▸ Records for the task
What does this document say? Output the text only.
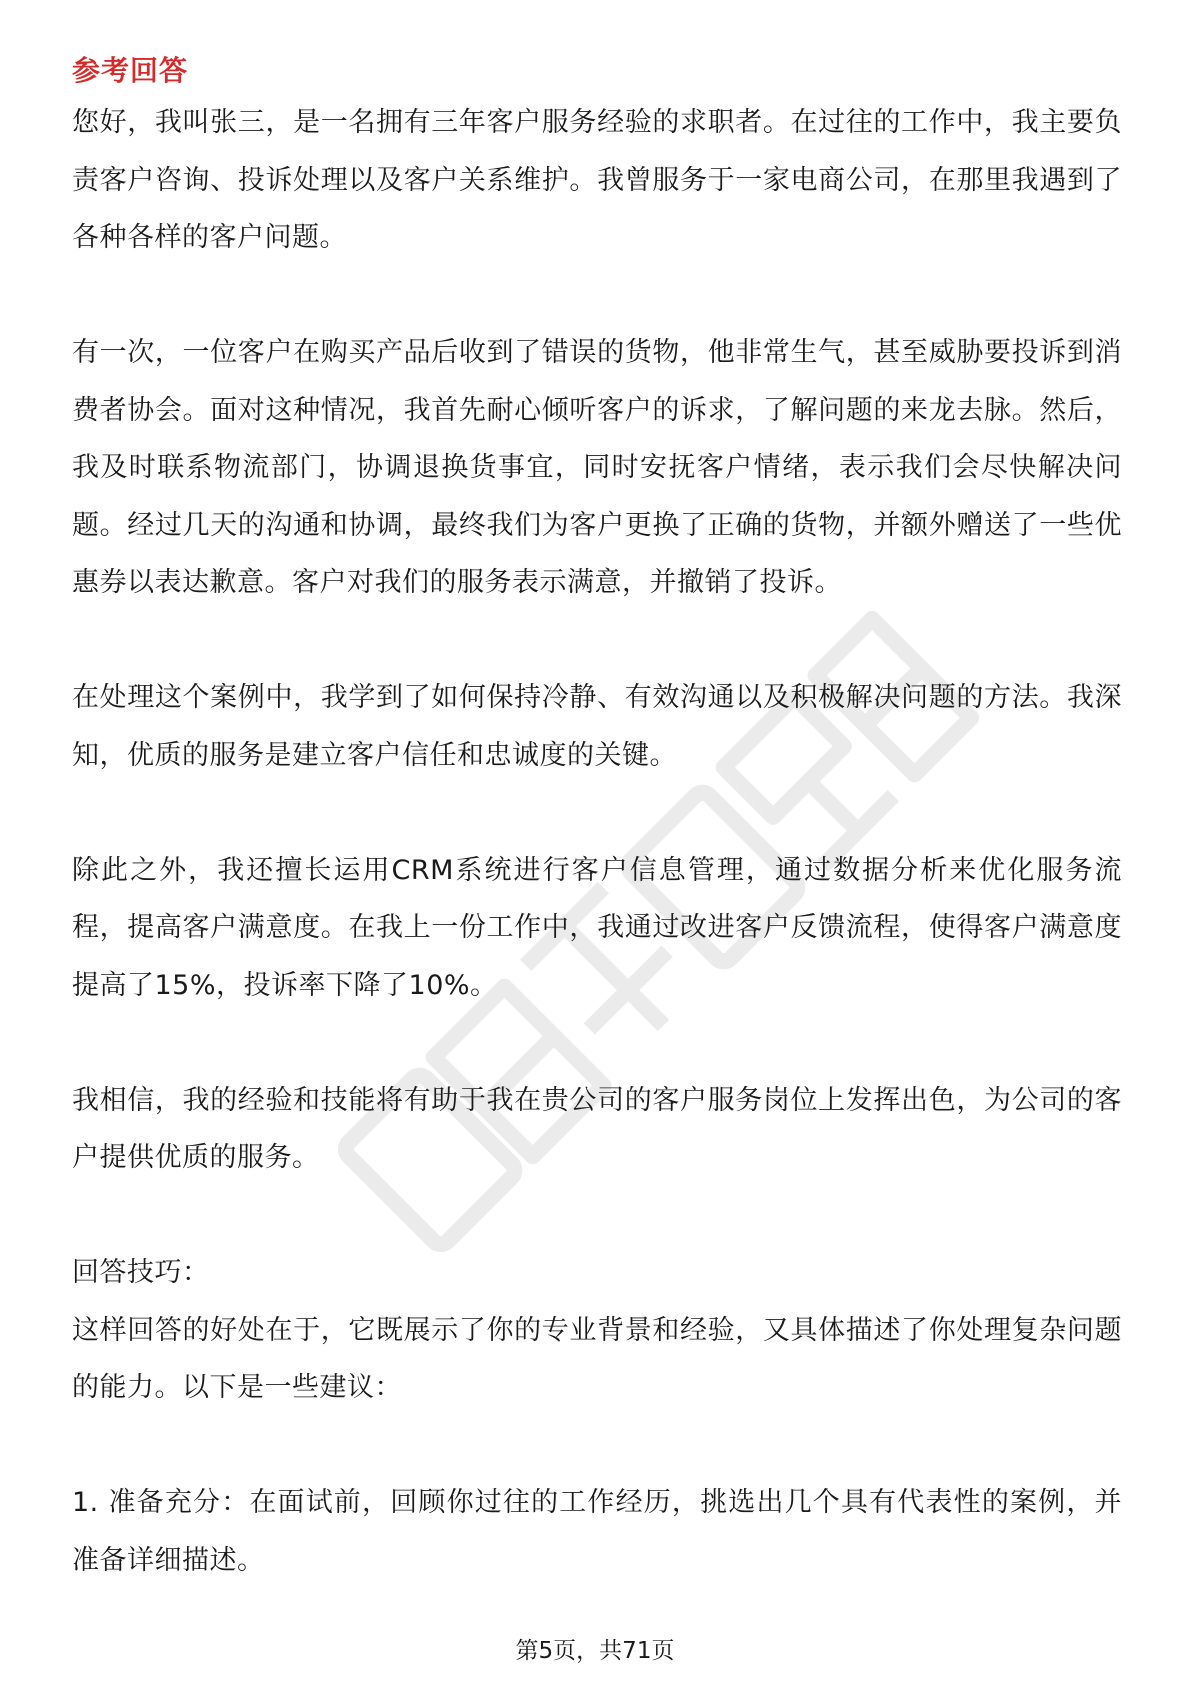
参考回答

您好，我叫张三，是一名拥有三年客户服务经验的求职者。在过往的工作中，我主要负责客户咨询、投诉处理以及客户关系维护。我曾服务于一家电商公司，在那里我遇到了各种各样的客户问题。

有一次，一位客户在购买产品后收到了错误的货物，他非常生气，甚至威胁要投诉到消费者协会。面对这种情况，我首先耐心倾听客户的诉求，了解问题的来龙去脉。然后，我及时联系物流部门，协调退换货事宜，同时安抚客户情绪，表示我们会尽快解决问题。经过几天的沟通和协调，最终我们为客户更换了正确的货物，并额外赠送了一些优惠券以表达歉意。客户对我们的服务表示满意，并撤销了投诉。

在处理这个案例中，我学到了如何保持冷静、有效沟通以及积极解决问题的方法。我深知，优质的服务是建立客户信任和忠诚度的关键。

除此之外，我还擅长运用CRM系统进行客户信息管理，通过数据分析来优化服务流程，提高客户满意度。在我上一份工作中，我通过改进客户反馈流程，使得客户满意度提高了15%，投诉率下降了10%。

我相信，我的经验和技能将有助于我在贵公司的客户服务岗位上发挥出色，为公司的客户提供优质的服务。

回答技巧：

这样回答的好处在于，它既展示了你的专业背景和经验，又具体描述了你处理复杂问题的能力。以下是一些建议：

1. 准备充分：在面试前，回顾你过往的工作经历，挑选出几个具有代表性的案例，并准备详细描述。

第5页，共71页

▸ Exercise brief
Copy out each line exactly, without the pictures.

▸ Answer to this exercise
What does this document say? Output the text only.
参考回答

您好，我叫张三，是一名拥有三年客户服务经验的求职者。在过往的工作中，我主要负责客户咨询、投诉处理以及客户关系维护。我曾服务于一家电商公司，在那里我遇到了各种各样的客户问题。

有一次，一位客户在购买产品后收到了错误的货物，他非常生气，甚至威胁要投诉到消费者协会。面对这种情况，我首先耐心倾听客户的诉求，了解问题的来龙去脉。然后，我及时联系物流部门，协调退换货事宜，同时安抚客户情绪，表示我们会尽快解决问题。经过几天的沟通和协调，最终我们为客户更换了正确的货物，并额外赠送了一些优惠券以表达歉意。客户对我们的服务表示满意，并撤销了投诉。

在处理这个案例中，我学到了如何保持冷静、有效沟通以及积极解决问题的方法。我深知，优质的服务是建立客户信任和忠诚度的关键。

除此之外，我还擅长运用CRM系统进行客户信息管理，通过数据分析来优化服务流程，提高客户满意度。在我上一份工作中，我通过改进客户反馈流程，使得客户满意度提高了15%，投诉率下降了10%。

我相信，我的经验和技能将有助于我在贵公司的客户服务岗位上发挥出色，为公司的客户提供优质的服务。

回答技巧：

这样回答的好处在于，它既展示了你的专业背景和经验，又具体描述了你处理复杂问题的能力。以下是一些建议：

1. 准备充分：在面试前，回顾你过往的工作经历，挑选出几个具有代表性的案例，并准备详细描述。

第5页，共71页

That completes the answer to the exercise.